Task directions — Retype the whole listing, please, keeping every line exact and dropping the pictures.

"""

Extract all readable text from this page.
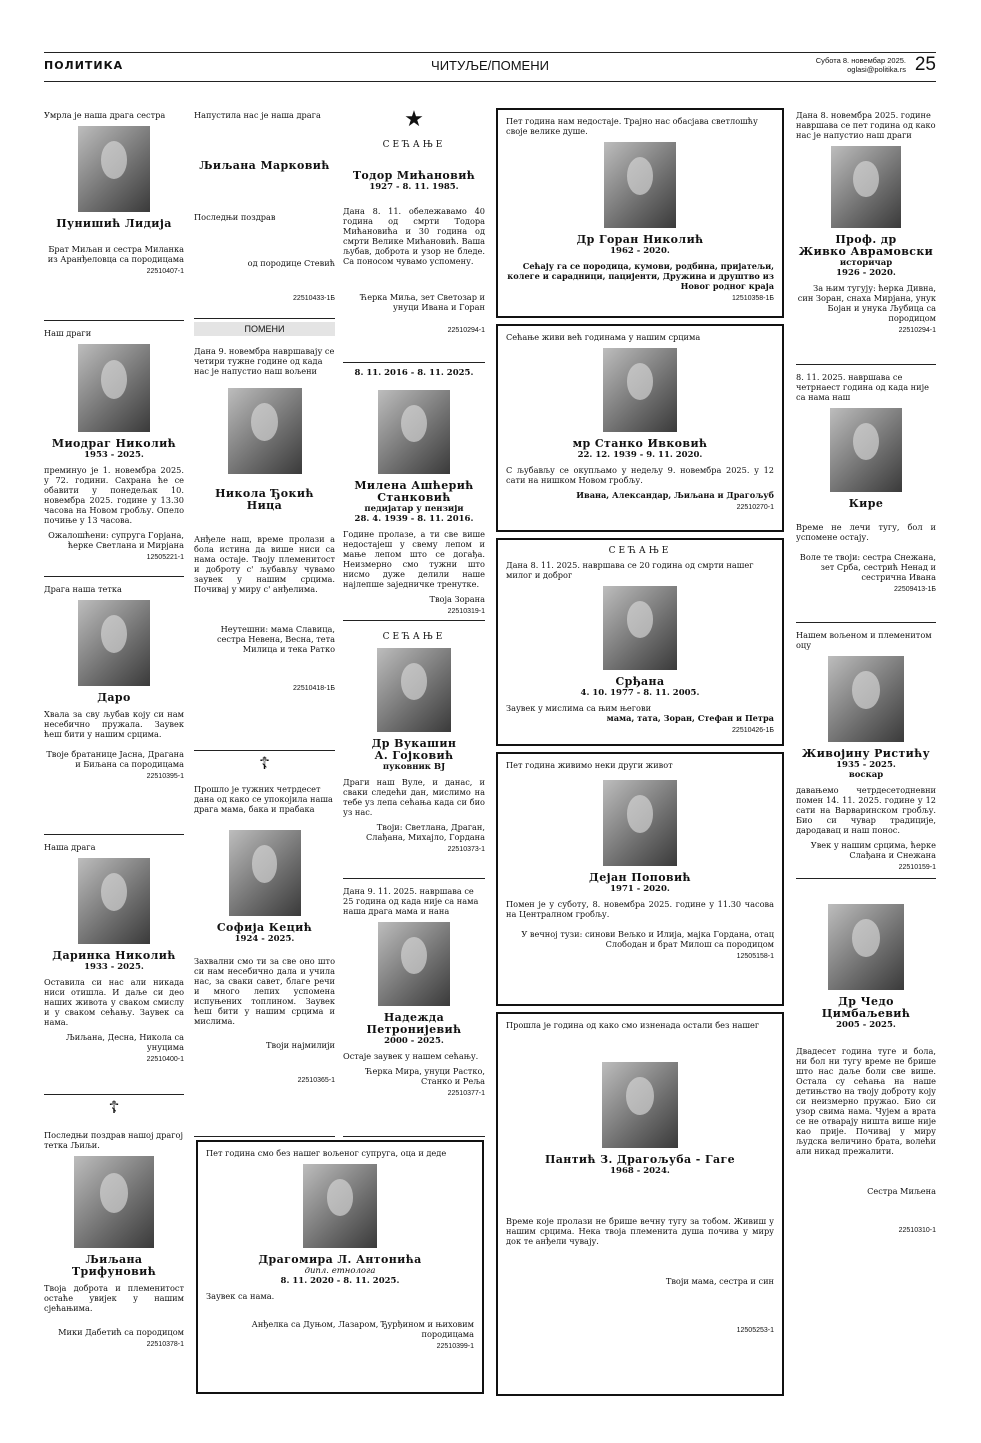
ПОЛИТИКА	ЧИТУЉЕ/ПОМЕНИ	Субота 8. новембар 2025.
oglasi@politika.rs 25
Умрла је наша драга сестра
Пунишић Лидија
Брат Миљан и сестра Миланка из Аранђеловца са породицама
22510407-1
Наш драги
Миодраг Николић
1953 - 2025.
преминуо је 1. новембра 2025. у 72. години. Сахрана ће се обавити у понедељак 10. новембра 2025. године у 13.30 часова на Новом гробљу. Опело почиње у 13 часова.
Ожалошћени: супруга Горјана, ћерке Светлана и Мирјана
12505221-1
Драга наша тетка
Даро
Хвала за сву љубав коју си нам несебично пружала. Заувек ћеш бити у нашим срцима.
Твоје братанице Јасна, Драгана и Биљана са породицама
22510395-1
Наша драга
Даринка Николић
1933 - 2025.
Оставила си нас али никада ниси отишла. И даље си део наших живота у сваком смислу и у сваком сећању. Заувек са нама.
Љиљана, Десна, Никола са унуцима
22510400-1
☦
Последњи поздрав нашој драгој тетка Љиљи.
Љиљана Трифуновић
Твоја доброта и племенитост остаће увијек у нашим сјећањима.
Мики Дабетић са породицом
22510378-1
Напустила нас је наша драга
Љиљана Марковић
Последњи поздрав
од породице Стевић
22510433-1Б
ПОМЕНИ
Дана 9. новембра навршавају се четири тужне године од када нас је напустио наш вољени
Никола Ђокић
Ница
Анђеле наш, време пролази а бола истина да више ниси са нама остаје. Твоју племенитост и доброту с' љубављу чувамо заувек у нашим срцима. Почивај у миру с' анђелима.
Неутешни: мама Славица, сестра Невена, Весна, тета Милица и тека Ратко
22510418-1Б
☦
Прошло је тужних четрдесет дана од како се упокојила наша драга мама, бака и прабака
Софија Кецић
1924 - 2025.
Захвални смо ти за све оно што си нам несебично дала и учила нас, за сваки савет, благе речи и много лепих успомена испуњених топлином. Заувек ћеш бити у нашим срцима и мислима.
Твоји најмилији
22510365-1
★
СЕЋАЊЕ
Тодор Мићановић
1927 - 8. 11. 1985.
Дана 8. 11. обележавамо 40 година од смрти Тодора Мићановића и 30 година од смрти Велике Мићановић. Ваша љубав, доброта и узор не бледе. Са поносом чувамо успомену.
Ћерка Миља, зет Светозар и унуци Ивана и Горан
22510294-1
8. 11. 2016 - 8. 11. 2025.
Милена Ашћерић
Станковић
педијатар у пензији
28. 4. 1939 - 8. 11. 2016.
Године пролазе, а ти све више недостајеш у свему лепом и мање лепом што се догађа. Неизмерно смо тужни што нисмо дуже делили наше најлепше заједничке тренутке.
Твоја Зорана
22510319-1
СЕЋАЊЕ
Др Вукашин
А. Гојковић
пуковник ВЈ
Драги наш Вуле, и данас, и сваки следећи дан, мислимо на тебе уз лепа сећања када си био уз нас.
Твоји: Светлана, Драган, Слађана, Михајло, Гордана
22510373-1
Дана 9. 11. 2025. навршава се 25 година од када није са нама наша драга мама и нана
Надежда
Петронијевић
2000 - 2025.
Остаје заувек у нашем сећању.
Ћерка Мира, унуци Растко, Станко и Реља
22510377-1
Пет година смо без нашег вољеног супруга, оца и деде
Драгомира Л. Антонића
дипл. етнолога
8. 11. 2020 - 8. 11. 2025.
Заувек са нама.
Анђелка са Дуњом, Лазаром, Ђурђином и њиховим породицама
22510399-1
Пет година нам недостаје. Трајно нас обасјава светлошћу своје велике душе.
Др Горан Николић
1962 - 2020.
Сећају га се породица, кумови, родбина, пријатељи, колеге и сарадници, пацијенти, Дружина и друштво из Новог родног краја
12510358-1Б
Сећање живи већ годинама у нашим срцима
мр Станко Ивковић
22. 12. 1939 - 9. 11. 2020.
С љубављу се окупљамо у недељу 9. новембра 2025. у 12 сати на нишком Новом гробљу.
Ивана, Александар, Љиљана и Драгољуб
22510270-1
СЕЋАЊЕ
Дана 8. 11. 2025. навршава се 20 година од смрти нашег милог и доброг
Срђана
4. 10. 1977 - 8. 11. 2005.
Заувек у мислима са њим његови
мама, тата, Зоран, Стефан и Петра
22510426-1Б
Пет година живимо неки други живот
Дејан Поповић
1971 - 2020.
Помен је у суботу, 8. новембра 2025. године у 11.30 часова на Централном гробљу.
У вечној тузи: синови Вељко и Илија, мајка Гордана, отац Слободан и брат Милош са породицом
12505158-1
Прошла је година од како смо изненада остали без нашег
Пантић З. Драгољуба - Гаге
1968 - 2024.
Време које пролази не брише вечну тугу за тобом. Живиш у нашим срцима. Нека твоја племенита душа почива у миру док те анђели чувају.
Твоји мама, сестра и син
12505253-1
Дана 8. новембра 2025. године навршава се пет година од како нас је напустио наш драги
Проф. др
Живко Аврамовски
историчар
1926 - 2020.
За њим тугују: ћерка Дивна, син Зоран, снаха Мирјана, унук Бојан и унука Љубица са породицом
22510294-1
8. 11. 2025. навршава се четрнаест година од када није са нама наш
Кире
Време не лечи тугу, бол и успомене остају.
Воле те твоји: сестра Снежана, зет Срба, сестрић Ненад и сестрична Ивана
22509413-1Б
Нашем вољеном и племенитом оцу
Живојину Ристићу
1935 - 2025.
воскар
давањемо четрдесетодневни помен 14. 11. 2025. године у 12 сати на Варваринском гробљу. Био си чувар традиције, дародавац и наш понос.
Увек у нашим срцима, ћерке Слађана и Снежана
22510159-1
Др Чедо Цимбаљевић
2005 - 2025.
Двадесет година туге и бола, ни бол ни тугу време не брише што нас даље боли све више. Остала су сећања на наше детињство на твоју доброту коју си неизмерно пружао. Био си узор свима нама. Чујем а врата се не отварају ништа више није као прије. Почивај у миру људска величино брата, волећи али никад прежалити.
Сестра Миљена
22510310-1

"""

Reply —
Extract all readable text from this page.
ПОЛИТИКА	ЧИТУЉЕ/ПОМЕНИ	Субота 8. новембар 2025.
oglasi@politika.rs 25
Умрла је наша драга сестра
Пунишић Лидија
Брат Миљан и сестра Миланка из Аранђеловца са породицама
22510407-1
Наш драги
Миодраг Николић
1953 - 2025.
преминуо је 1. новембра 2025. у 72. години. Сахрана ће се обавити у понедељак 10. новембра 2025. године у 13.30 часова на Новом гробљу. Опело почиње у 13 часова.
Ожалошћени: супруга Горјана, ћерке Светлана и Мирјана
12505221-1
Драга наша тетка
Даро
Хвала за сву љубав коју си нам несебично пружала. Заувек ћеш бити у нашим срцима.
Твоје братанице Јасна, Драгана и Биљана са породицама
22510395-1
Наша драга
Даринка Николић
1933 - 2025.
Оставила си нас али никада ниси отишла. И даље си део наших живота у сваком смислу и у сваком сећању. Заувек са нама.
Љиљана, Десна, Никола са унуцима
22510400-1
☦
Последњи поздрав нашој драгој тетка Љиљи.
Љиљана Трифуновић
Твоја доброта и племенитост остаће увијек у нашим сјећањима.
Мики Дабетић са породицом
22510378-1
Напустила нас је наша драга
Љиљана Марковић
Последњи поздрав
од породице Стевић
22510433-1Б
ПОМЕНИ
Дана 9. новембра навршавају се четири тужне године од када нас је напустио наш вољени
Никола Ђокић
Ница
Анђеле наш, време пролази а бола истина да више ниси са нама остаје. Твоју племенитост и доброту с' љубављу чувамо заувек у нашим срцима. Почивај у миру с' анђелима.
Неутешни: мама Славица, сестра Невена, Весна, тета Милица и тека Ратко
22510418-1Б
☦
Прошло је тужних четрдесет дана од како се упокојила наша драга мама, бака и прабака
Софија Кецић
1924 - 2025.
Захвални смо ти за све оно што си нам несебично дала и учила нас, за сваки савет, благе речи и много лепих успомена испуњених топлином. Заувек ћеш бити у нашим срцима и мислима.
Твоји најмилији
22510365-1
★
СЕЋАЊЕ
Тодор Мићановић
1927 - 8. 11. 1985.
Дана 8. 11. обележавамо 40 година од смрти Тодора Мићановића и 30 година од смрти Велике Мићановић. Ваша љубав, доброта и узор не бледе. Са поносом чувамо успомену.
Ћерка Миља, зет Светозар и унуци Ивана и Горан
22510294-1
8. 11. 2016 - 8. 11. 2025.
Милена Ашћерић
Станковић
педијатар у пензији
28. 4. 1939 - 8. 11. 2016.
Године пролазе, а ти све више недостајеш у свему лепом и мање лепом што се догађа. Неизмерно смо тужни што нисмо дуже делили наше најлепше заједничке тренутке.
Твоја Зорана
22510319-1
СЕЋАЊЕ
Др Вукашин
А. Гојковић
пуковник ВЈ
Драги наш Вуле, и данас, и сваки следећи дан, мислимо на тебе уз лепа сећања када си био уз нас.
Твоји: Светлана, Драган, Слађана, Михајло, Гордана
22510373-1
Дана 9. 11. 2025. навршава се 25 година од када није са нама наша драга мама и нана
Надежда
Петронијевић
2000 - 2025.
Остаје заувек у нашем сећању.
Ћерка Мира, унуци Растко, Станко и Реља
22510377-1
Пет година смо без нашег вољеног супруга, оца и деде
Драгомира Л. Антонића
дипл. етнолога
8. 11. 2020 - 8. 11. 2025.
Заувек са нама.
Анђелка са Дуњом, Лазаром, Ђурђином и њиховим породицама
22510399-1
Пет година нам недостаје. Трајно нас обасјава светлошћу своје велике душе.
Др Горан Николић
1962 - 2020.
Сећају га се породица, кумови, родбина, пријатељи, колеге и сарадници, пацијенти, Дружина и друштво из Новог родног краја
12510358-1Б
Сећање живи већ годинама у нашим срцима
мр Станко Ивковић
22. 12. 1939 - 9. 11. 2020.
С љубављу се окупљамо у недељу 9. новембра 2025. у 12 сати на нишком Новом гробљу.
Ивана, Александар, Љиљана и Драгољуб
22510270-1
СЕЋАЊЕ
Дана 8. 11. 2025. навршава се 20 година од смрти нашег милог и доброг
Срђана
4. 10. 1977 - 8. 11. 2005.
Заувек у мислима са њим његови
мама, тата, Зоран, Стефан и Петра
22510426-1Б
Пет година живимо неки други живот
Дејан Поповић
1971 - 2020.
Помен је у суботу, 8. новембра 2025. године у 11.30 часова на Централном гробљу.
У вечној тузи: синови Вељко и Илија, мајка Гордана, отац Слободан и брат Милош са породицом
12505158-1
Прошла је година од како смо изненада остали без нашег
Пантић З. Драгољуба - Гаге
1968 - 2024.
Време које пролази не брише вечну тугу за тобом. Живиш у нашим срцима. Нека твоја племенита душа почива у миру док те анђели чувају.
Твоји мама, сестра и син
12505253-1
Дана 8. новембра 2025. године навршава се пет година од како нас је напустио наш драги
Проф. др
Живко Аврамовски
историчар
1926 - 2020.
За њим тугују: ћерка Дивна, син Зоран, снаха Мирјана, унук Бојан и унука Љубица са породицом
22510294-1
8. 11. 2025. навршава се четрнаест година од када није са нама наш
Кире
Време не лечи тугу, бол и успомене остају.
Воле те твоји: сестра Снежана, зет Срба, сестрић Ненад и сестрична Ивана
22509413-1Б
Нашем вољеном и племенитом оцу
Живојину Ристићу
1935 - 2025.
воскар
давањемо четрдесетодневни помен 14. 11. 2025. године у 12 сати на Варваринском гробљу. Био си чувар традиције, дародавац и наш понос.
Увек у нашим срцима, ћерке Слађана и Снежана
22510159-1
Др Чедо Цимбаљевић
2005 - 2025.
Двадесет година туге и бола, ни бол ни тугу време не брише што нас даље боли све више. Остала су сећања на наше детињство на твоју доброту коју си неизмерно пружао. Био си узор свима нама. Чујем а врата се не отварају ништа више није као прије. Почивај у миру људска величино брата, волећи али никад прежалити.
Сестра Миљена
22510310-1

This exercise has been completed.